The task: Below are some records. Say in a single number how many of their lines include the word "sensing".
[Start of Provided data]
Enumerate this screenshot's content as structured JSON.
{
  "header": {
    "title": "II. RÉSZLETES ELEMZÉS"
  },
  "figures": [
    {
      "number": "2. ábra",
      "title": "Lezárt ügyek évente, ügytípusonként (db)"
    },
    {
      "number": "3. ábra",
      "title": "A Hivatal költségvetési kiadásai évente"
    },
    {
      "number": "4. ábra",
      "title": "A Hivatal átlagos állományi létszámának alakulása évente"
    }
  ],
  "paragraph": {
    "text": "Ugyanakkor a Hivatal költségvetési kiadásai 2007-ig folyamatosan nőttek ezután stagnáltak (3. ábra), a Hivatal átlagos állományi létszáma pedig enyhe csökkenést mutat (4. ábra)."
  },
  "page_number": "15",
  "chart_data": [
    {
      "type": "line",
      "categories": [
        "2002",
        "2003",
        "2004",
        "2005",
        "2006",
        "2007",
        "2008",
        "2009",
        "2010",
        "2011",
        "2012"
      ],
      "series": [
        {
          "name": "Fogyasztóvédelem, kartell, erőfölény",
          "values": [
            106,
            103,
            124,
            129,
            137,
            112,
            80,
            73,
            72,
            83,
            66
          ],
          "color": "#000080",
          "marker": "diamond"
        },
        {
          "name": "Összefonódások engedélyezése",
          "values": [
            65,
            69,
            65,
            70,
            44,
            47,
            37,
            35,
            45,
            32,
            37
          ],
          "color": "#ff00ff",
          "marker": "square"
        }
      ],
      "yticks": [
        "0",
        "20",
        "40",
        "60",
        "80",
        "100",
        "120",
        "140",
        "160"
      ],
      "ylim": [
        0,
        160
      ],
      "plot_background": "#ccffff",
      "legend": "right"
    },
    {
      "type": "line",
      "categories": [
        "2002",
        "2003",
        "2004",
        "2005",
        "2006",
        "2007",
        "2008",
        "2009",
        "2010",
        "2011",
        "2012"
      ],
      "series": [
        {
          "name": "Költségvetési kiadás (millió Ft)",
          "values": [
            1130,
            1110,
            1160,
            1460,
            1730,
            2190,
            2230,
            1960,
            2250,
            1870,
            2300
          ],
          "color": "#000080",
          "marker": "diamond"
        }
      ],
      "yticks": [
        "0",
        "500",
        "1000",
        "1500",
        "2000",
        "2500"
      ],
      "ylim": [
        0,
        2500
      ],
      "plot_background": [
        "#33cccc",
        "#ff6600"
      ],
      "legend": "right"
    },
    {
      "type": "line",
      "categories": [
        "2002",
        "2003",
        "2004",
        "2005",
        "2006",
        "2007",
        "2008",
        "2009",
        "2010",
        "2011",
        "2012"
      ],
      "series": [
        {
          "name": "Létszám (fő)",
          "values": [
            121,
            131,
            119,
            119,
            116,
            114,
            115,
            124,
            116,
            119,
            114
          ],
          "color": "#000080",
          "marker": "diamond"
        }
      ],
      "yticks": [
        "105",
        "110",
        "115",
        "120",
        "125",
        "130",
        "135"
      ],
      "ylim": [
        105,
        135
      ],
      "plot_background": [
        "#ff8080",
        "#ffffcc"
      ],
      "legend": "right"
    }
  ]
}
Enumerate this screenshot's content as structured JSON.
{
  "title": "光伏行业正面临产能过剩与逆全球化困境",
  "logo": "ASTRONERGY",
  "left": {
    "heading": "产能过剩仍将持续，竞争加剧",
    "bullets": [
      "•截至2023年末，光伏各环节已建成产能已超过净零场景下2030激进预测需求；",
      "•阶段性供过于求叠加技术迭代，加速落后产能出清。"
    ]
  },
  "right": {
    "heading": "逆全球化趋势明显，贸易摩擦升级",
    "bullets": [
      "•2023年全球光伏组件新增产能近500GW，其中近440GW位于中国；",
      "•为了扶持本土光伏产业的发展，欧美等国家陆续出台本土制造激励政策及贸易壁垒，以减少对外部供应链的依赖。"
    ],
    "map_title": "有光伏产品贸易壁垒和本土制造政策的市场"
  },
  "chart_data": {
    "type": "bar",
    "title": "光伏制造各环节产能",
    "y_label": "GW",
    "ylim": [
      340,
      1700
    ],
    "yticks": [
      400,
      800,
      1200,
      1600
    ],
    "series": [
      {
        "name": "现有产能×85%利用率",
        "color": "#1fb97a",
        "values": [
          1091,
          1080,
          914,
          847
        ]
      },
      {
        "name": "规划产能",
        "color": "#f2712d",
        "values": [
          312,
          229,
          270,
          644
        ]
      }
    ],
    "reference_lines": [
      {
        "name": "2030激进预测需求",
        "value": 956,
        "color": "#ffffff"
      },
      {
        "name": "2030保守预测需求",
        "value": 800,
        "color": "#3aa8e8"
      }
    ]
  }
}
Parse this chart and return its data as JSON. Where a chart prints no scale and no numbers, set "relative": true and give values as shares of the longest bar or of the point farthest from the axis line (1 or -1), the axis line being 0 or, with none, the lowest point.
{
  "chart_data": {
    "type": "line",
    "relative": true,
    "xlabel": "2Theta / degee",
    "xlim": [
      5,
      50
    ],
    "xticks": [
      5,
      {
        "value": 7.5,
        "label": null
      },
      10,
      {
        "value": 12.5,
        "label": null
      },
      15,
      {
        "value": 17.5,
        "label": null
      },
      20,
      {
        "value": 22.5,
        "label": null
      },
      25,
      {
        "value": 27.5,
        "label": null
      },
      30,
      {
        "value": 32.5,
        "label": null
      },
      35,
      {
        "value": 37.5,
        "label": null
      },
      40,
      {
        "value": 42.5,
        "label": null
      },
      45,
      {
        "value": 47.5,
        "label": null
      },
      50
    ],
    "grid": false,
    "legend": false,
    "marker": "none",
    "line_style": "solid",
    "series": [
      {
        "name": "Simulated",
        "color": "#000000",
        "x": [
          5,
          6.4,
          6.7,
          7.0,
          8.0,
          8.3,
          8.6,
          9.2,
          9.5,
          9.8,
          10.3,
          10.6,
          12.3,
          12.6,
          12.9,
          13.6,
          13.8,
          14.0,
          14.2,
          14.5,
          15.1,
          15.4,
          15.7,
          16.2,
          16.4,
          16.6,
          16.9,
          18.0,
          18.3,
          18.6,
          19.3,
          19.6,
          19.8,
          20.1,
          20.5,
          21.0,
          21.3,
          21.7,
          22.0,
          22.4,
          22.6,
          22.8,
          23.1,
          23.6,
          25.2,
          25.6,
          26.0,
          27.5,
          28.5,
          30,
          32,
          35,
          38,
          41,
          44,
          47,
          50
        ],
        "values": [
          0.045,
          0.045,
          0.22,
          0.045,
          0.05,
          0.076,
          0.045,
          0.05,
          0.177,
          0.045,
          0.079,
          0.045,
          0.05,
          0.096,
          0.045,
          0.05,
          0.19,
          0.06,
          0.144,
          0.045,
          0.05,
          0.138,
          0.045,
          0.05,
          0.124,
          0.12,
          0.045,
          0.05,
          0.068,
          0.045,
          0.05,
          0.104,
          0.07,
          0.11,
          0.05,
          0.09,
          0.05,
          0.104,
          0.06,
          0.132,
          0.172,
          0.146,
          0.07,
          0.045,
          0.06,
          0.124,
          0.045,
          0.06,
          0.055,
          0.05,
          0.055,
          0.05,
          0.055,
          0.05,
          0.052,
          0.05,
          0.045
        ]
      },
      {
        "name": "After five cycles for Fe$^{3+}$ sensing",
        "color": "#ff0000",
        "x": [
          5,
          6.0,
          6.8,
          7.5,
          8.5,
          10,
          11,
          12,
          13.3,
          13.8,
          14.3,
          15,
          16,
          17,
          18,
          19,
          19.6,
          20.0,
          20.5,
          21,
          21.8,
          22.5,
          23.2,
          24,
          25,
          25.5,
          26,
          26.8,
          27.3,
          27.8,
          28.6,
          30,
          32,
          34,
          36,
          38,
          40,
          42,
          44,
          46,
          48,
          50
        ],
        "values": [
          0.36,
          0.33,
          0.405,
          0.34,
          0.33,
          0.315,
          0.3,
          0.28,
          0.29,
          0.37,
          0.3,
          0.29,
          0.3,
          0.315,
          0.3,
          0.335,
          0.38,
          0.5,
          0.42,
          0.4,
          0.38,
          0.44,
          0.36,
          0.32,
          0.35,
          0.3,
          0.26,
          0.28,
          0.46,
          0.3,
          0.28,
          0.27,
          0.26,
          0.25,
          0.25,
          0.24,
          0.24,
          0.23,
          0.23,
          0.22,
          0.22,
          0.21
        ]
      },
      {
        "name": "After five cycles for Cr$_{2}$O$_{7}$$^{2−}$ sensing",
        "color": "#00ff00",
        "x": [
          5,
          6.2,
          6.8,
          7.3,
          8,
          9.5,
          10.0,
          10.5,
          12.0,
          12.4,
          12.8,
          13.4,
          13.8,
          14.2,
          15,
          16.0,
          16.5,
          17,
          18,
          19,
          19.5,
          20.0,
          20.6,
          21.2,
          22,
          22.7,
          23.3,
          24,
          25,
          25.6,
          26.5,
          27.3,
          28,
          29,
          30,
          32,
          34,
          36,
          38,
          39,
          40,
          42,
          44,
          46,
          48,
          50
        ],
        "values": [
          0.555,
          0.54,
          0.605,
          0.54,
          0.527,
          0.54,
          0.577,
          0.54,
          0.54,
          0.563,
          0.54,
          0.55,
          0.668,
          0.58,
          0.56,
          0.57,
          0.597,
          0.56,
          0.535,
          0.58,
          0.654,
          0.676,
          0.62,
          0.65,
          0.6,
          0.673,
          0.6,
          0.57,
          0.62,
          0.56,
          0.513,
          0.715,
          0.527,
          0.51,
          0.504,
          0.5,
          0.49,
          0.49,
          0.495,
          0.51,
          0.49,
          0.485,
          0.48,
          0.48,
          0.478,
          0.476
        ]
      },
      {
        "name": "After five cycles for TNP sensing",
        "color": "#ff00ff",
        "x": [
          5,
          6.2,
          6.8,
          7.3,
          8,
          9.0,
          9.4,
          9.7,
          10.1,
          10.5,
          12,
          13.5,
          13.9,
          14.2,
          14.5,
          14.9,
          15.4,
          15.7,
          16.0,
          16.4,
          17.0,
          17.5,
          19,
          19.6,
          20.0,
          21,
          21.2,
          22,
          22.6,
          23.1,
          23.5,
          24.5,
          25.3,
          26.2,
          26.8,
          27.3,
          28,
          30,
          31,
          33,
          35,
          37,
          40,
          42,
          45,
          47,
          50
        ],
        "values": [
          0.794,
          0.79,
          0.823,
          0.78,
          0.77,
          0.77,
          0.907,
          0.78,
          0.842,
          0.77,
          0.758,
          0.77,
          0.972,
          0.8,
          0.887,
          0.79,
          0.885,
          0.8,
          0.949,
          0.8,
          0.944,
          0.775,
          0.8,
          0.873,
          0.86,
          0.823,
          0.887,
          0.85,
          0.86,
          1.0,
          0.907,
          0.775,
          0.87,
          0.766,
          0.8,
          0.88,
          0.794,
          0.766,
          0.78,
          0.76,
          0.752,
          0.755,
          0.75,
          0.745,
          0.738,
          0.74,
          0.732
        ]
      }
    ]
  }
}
[End of Provided data]
Worked answer: 3